▶ [GOAL OF THE EXERCISE]: Can you write out everything from "lead-example-block: [202, 275, 758, 413]" down to "List every element" again, replacing "holocaust" with "catastrophe" and leaving all else unchanged?

:: INPUT FOR THIS TASK

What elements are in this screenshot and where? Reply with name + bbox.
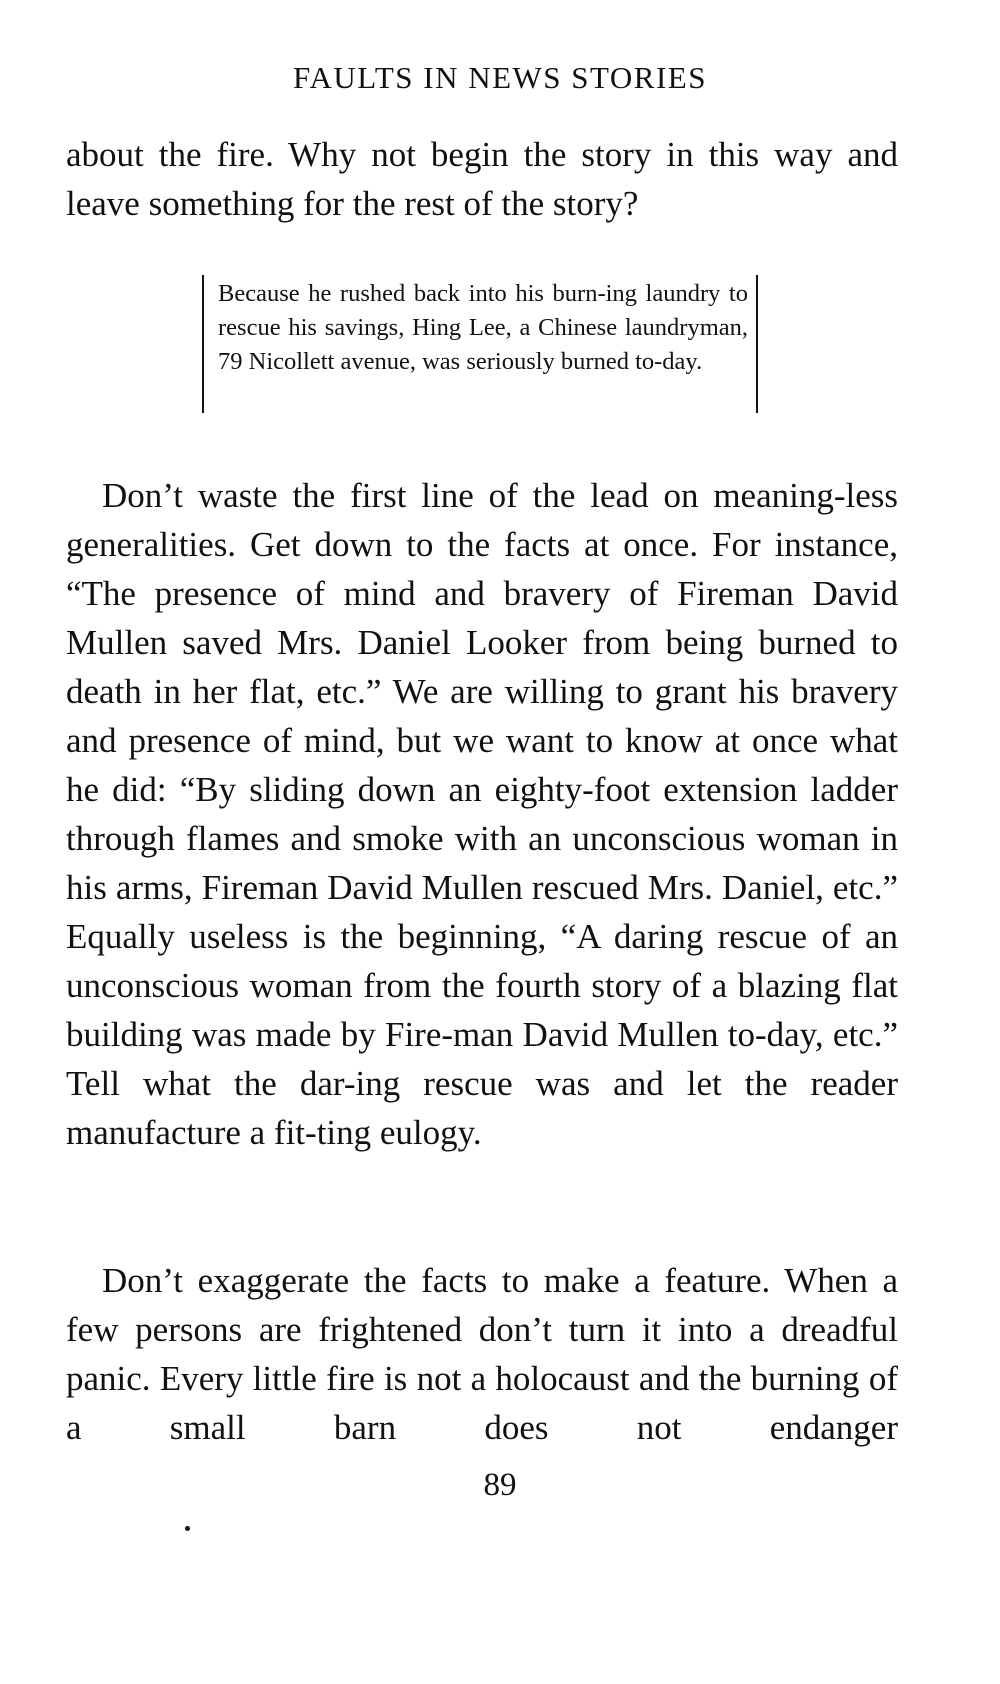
lead-example-block: [202, 275, 758, 413]
lead-example-text: Because he rushed back into his burn-ing laundry to rescue his savings, Hing Lee, a Chinese laundryman, 79 Nicollett avenue, was seriously burned to-day.: [218, 280, 748, 375]
ink-speck: [185, 1526, 190, 1531]
body-paragraph-2: Don’t waste the first line of the lead on meaning-less generalities. Get down to the facts at once. For instance, “The presence of mind and bravery of Fireman David Mullen saved Mrs. Daniel Looker from being burned to death in her flat, etc.” We are willing to grant his bravery and presence of mind, but we want to know at once what he did: “By sliding down an eighty-foot extension ladder through flames and smoke with an unconscious woman in his arms, Fireman David Mullen rescued Mrs. Daniel, etc.” Equally useless is the beginning, “A daring rescue of an unconscious woman from the fourth story of a blazing flat building was made by Fire-man David Mullen to-day, etc.” Tell what the dar-ing rescue was and let the reader manufacture a fit-ting eulogy.: [66, 476, 898, 1152]
running-head: FAULTS IN NEWS STORIES: [293, 60, 707, 95]
page-number: 89: [483, 1467, 517, 1503]
body-paragraph-1: about the fire. Why not begin the story in this way and leave something for the rest of the story?: [66, 135, 898, 223]
body-paragraph-3: Don’t exaggerate the facts to make a feature. When a few persons are frightened don’t turn it into a dreadful panic. Every little fire is not a holocaust and the burning of a small barn does not endanger: [66, 1261, 898, 1447]
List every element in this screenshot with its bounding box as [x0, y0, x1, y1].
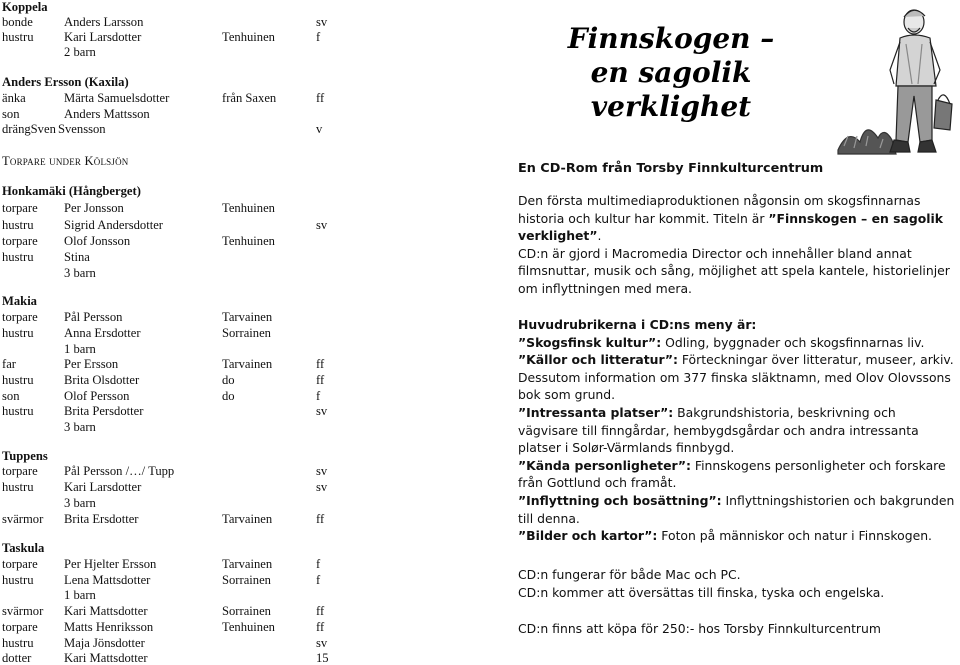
person-name: Olof Persson	[64, 389, 130, 403]
menu-item	[518, 351, 958, 404]
origin-code: f	[316, 557, 321, 571]
person-name: Maja Jönsdotter	[64, 636, 145, 650]
menu-item-text: Odling, byggnader och skogsfinnarnas liv.	[661, 334, 925, 350]
person-name: 2 barn	[64, 45, 96, 59]
role: torpare	[2, 310, 38, 324]
person-name: Brita Olsdotter	[64, 373, 140, 387]
platform-text-2: CD:n kommer att översättas till finska, tyska och engelska.	[518, 584, 885, 600]
role: drängSven	[2, 122, 56, 136]
role: hustru	[2, 326, 34, 340]
platform-info	[518, 566, 958, 601]
table-row	[0, 45, 340, 61]
table-row	[0, 122, 340, 138]
family-name: Tarvainen	[222, 512, 273, 526]
intro-text	[518, 192, 958, 245]
heading-honkamaki: Honkamäki (Hångberget)	[2, 184, 141, 198]
family-name: Tenhuinen	[222, 234, 275, 248]
role: änka	[2, 91, 26, 105]
table-row	[0, 557, 340, 573]
origin-code: sv	[316, 15, 328, 29]
table-row	[0, 651, 340, 665]
origin-code: ff	[316, 512, 325, 526]
person-name: Kari Mattsdotter	[64, 604, 148, 618]
menu-item-label: ”Bilder och kartor”:	[518, 528, 658, 544]
menu-item-label: ”Kända personligheter”:	[518, 457, 691, 473]
table-row	[0, 480, 340, 496]
heading-tuppens: Tuppens	[2, 449, 48, 463]
table-row	[0, 326, 340, 342]
menu-item	[518, 492, 958, 527]
family-name: do	[222, 373, 235, 387]
role: svärmor	[2, 604, 44, 618]
person-name: Olof Jonsson	[64, 234, 131, 248]
table-row	[0, 234, 340, 250]
person-name: Per Jonsson	[64, 201, 124, 215]
person-name: Per Hjelter Ersson	[64, 557, 157, 571]
origin-code: sv	[316, 404, 328, 418]
hero-title-line1: Finnskogen –	[567, 22, 775, 55]
menu-item-text: Bakgrundshistoria, beskrivning och vägvisare till finngårdar, hembygdsgårdar och andra intressanta platser i Solør-Värmlands finnbygd.	[518, 404, 919, 456]
menu-item-label: ”Intressanta platser”:	[518, 404, 674, 420]
menu-item	[518, 334, 958, 352]
origin-code: sv	[316, 464, 328, 478]
role: hustru	[2, 30, 34, 44]
person-name: Pål Persson /…/ Tupp	[64, 464, 175, 478]
person-name: 3 barn	[64, 266, 96, 280]
origin-code: ff	[316, 620, 325, 634]
purchase-info: CD:n finns att köpa för 250:- hos Torsby Finnkulturcentrum	[518, 621, 881, 636]
settler-illustration	[836, 0, 960, 156]
intro-paragraph	[518, 192, 958, 298]
menu-item-text: Förteckningar över litteratur, museer, arkiv. Dessutom information om 377 finska släktnamn, med Olov Olovssons bok som grund.	[518, 352, 954, 403]
menu-item	[518, 404, 958, 457]
person-name: Märta Samuelsdotter	[64, 91, 170, 105]
table-row	[0, 573, 340, 589]
person-name: 1 barn	[64, 588, 96, 602]
person-name: Kari Larsdotter	[64, 30, 142, 44]
table-row	[0, 404, 340, 420]
table-row	[0, 512, 340, 528]
table-row	[0, 107, 340, 123]
origin-code: ff	[316, 357, 325, 371]
person-name: 3 barn	[64, 496, 96, 510]
person-name: 3 barn	[64, 420, 96, 434]
role: hustru	[2, 573, 34, 587]
role: torpare	[2, 201, 38, 215]
family-name: Sorrainen	[222, 573, 271, 587]
role: far	[2, 357, 16, 371]
intro-cd-title: ”Finnskogen – en sagolik verklighet”	[518, 210, 943, 244]
origin-code: ff	[316, 373, 325, 387]
table-row	[0, 91, 340, 107]
intro-text-1: Den första multimediaproduktionen någonsin om skogsfinnarnas historia och kultur har kommit. Titeln är	[518, 193, 921, 226]
role: torpare	[2, 557, 38, 571]
role: hustru	[2, 218, 34, 232]
person-name: Anders Mattsson	[64, 107, 150, 121]
table-row	[0, 636, 340, 652]
genealogy-column	[0, 0, 340, 665]
person-name: Stina	[64, 250, 90, 264]
origin-code: f	[316, 389, 321, 403]
role: hustru	[2, 404, 34, 418]
origin-code: 15	[316, 651, 329, 665]
origin-code: sv	[316, 218, 328, 232]
person-name: Brita Ersdotter	[64, 512, 139, 526]
subheading: En CD-Rom från Torsby Finnkulturcentrum	[518, 161, 824, 176]
menu-item-label: ”Källor och litteratur”:	[518, 352, 678, 368]
origin-code: f	[316, 573, 321, 587]
person-name: Anna Ersdotter	[64, 326, 141, 340]
origin-code: sv	[316, 636, 328, 650]
role: hustru	[2, 373, 34, 387]
person-name: Pål Persson	[64, 310, 123, 324]
menu-item-text: Inflyttningshistorien och bakgrunden till denna.	[518, 492, 955, 526]
origin-code: v	[316, 122, 323, 136]
menu-item-label: ”Inflyttning och bosättning”:	[518, 492, 722, 508]
person-name: Per Ersson	[64, 357, 119, 371]
heading-koppela: Koppela	[2, 0, 48, 14]
menu-heading: Huvudrubrikerna i CD:ns meny är:	[518, 317, 757, 332]
role: hustru	[2, 480, 34, 494]
heading-kaxila: Anders Ersson (Kaxila)	[2, 75, 129, 89]
role: dotter	[2, 651, 32, 665]
hero-title-line2: en sagolik verklighet	[590, 56, 752, 123]
family-name: do	[222, 389, 235, 403]
menu-item	[518, 527, 958, 545]
person-name: 1 barn	[64, 342, 96, 356]
role: hustru	[2, 636, 34, 650]
table-row	[0, 389, 340, 405]
person-name: Sigrid Andersdotter	[64, 218, 163, 232]
family-name: Sorrainen	[222, 326, 271, 340]
intro-text-3: CD:n är gjord i Macromedia Director och innehåller bland annat filmsnuttar, musik och sång, möjlighet att spela kantele, historielinjer om inflyttningen med mera.	[518, 245, 950, 296]
hero-title	[506, 22, 836, 124]
table-row	[0, 588, 340, 604]
table-row	[0, 201, 340, 217]
role: svärmor	[2, 512, 44, 526]
table-row	[0, 357, 340, 373]
origin-code: ff	[316, 604, 325, 618]
role: bonde	[2, 15, 33, 29]
table-row	[0, 496, 340, 512]
person-name: Kari Larsdotter	[64, 480, 142, 494]
person-name: Anders Larsson	[64, 15, 144, 29]
origin-code: ff	[316, 91, 325, 105]
section-title: Torpare under Kölsjön	[2, 154, 129, 168]
role: torpare	[2, 620, 38, 634]
table-row	[0, 15, 340, 31]
table-row	[0, 420, 340, 436]
person-name: Brita Persdotter	[64, 404, 144, 418]
origin-code: f	[316, 30, 321, 44]
family-name: Tenhuinen	[222, 30, 275, 44]
promo-column	[506, 0, 960, 665]
table-row	[0, 373, 340, 389]
role: son	[2, 389, 20, 403]
heading-taskula: Taskula	[2, 541, 45, 555]
table-row	[0, 604, 340, 620]
role: hustru	[2, 250, 34, 264]
role: torpare	[2, 464, 38, 478]
family-name: Tarvainen	[222, 557, 273, 571]
menu-item	[518, 457, 958, 492]
table-row	[0, 342, 340, 358]
family-name: Tenhuinen	[222, 201, 275, 215]
person-name: Matts Henriksson	[64, 620, 154, 634]
person-name: Lena Mattsdotter	[64, 573, 151, 587]
origin-code: sv	[316, 480, 328, 494]
family-name: Tarvainen	[222, 357, 273, 371]
table-row	[0, 250, 340, 266]
role: son	[2, 107, 20, 121]
menu-item-label: ”Skogsfinsk kultur”:	[518, 334, 662, 350]
person-name: Svensson	[58, 122, 106, 136]
menu-item-text: Finnskogens personligheter och forskare från Gottlund och framåt.	[518, 457, 946, 491]
person-name: Kari Mattsdotter	[64, 651, 148, 665]
family-name: Sorrainen	[222, 604, 271, 618]
table-row	[0, 30, 340, 46]
table-row	[0, 218, 340, 234]
table-row	[0, 464, 340, 480]
family-name: Tarvainen	[222, 310, 273, 324]
table-row	[0, 620, 340, 636]
family-name: från Saxen	[222, 91, 277, 105]
divider	[506, 158, 960, 159]
family-name: Tenhuinen	[222, 620, 275, 634]
table-row	[0, 266, 340, 282]
platform-text-1: CD:n fungerar för både Mac och PC.	[518, 567, 741, 582]
menu-section	[518, 316, 958, 545]
heading-makia: Makia	[2, 294, 37, 308]
menu-item-text: Foton på människor och natur i Finnskogen.	[657, 528, 932, 544]
table-row	[0, 310, 340, 326]
intro-text-2: .	[597, 228, 602, 244]
role: torpare	[2, 234, 38, 248]
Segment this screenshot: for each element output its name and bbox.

::::

▶ [SOLVED EXERCISE]:
lead-example-block: [202, 275, 758, 413]
lead-example-text: Because he rushed back into his burn-ing laundry to rescue his savings, Hing Lee, a Chinese laundryman, 79 Nicollett avenue, was seriously burned to-day.: [218, 280, 748, 375]
ink-speck: [185, 1526, 190, 1531]
body-paragraph-2: Don’t waste the first line of the lead on meaning-less generalities. Get down to the facts at once. For instance, “The presence of mind and bravery of Fireman David Mullen saved Mrs. Daniel Looker from being burned to death in her flat, etc.” We are willing to grant his bravery and presence of mind, but we want to know at once what he did: “By sliding down an eighty-foot extension ladder through flames and smoke with an unconscious woman in his arms, Fireman David Mullen rescued Mrs. Daniel, etc.” Equally useless is the beginning, “A daring rescue of an unconscious woman from the fourth story of a blazing flat building was made by Fire-man David Mullen to-day, etc.” Tell what the dar-ing rescue was and let the reader manufacture a fit-ting eulogy.: [66, 476, 898, 1152]
running-head: FAULTS IN NEWS STORIES: [293, 60, 707, 95]
page-number: 89: [483, 1467, 517, 1503]
body-paragraph-1: about the fire. Why not begin the story in this way and leave something for the rest of the story?: [66, 135, 898, 223]
body-paragraph-3: Don’t exaggerate the facts to make a feature. When a few persons are frightened don’t turn it into a dreadful panic. Every little fire is not a catastrophe and the burning of a small barn does not endanger: [66, 1261, 898, 1447]
List every element in this screenshot with its bounding box as [x0, y0, x1, y1].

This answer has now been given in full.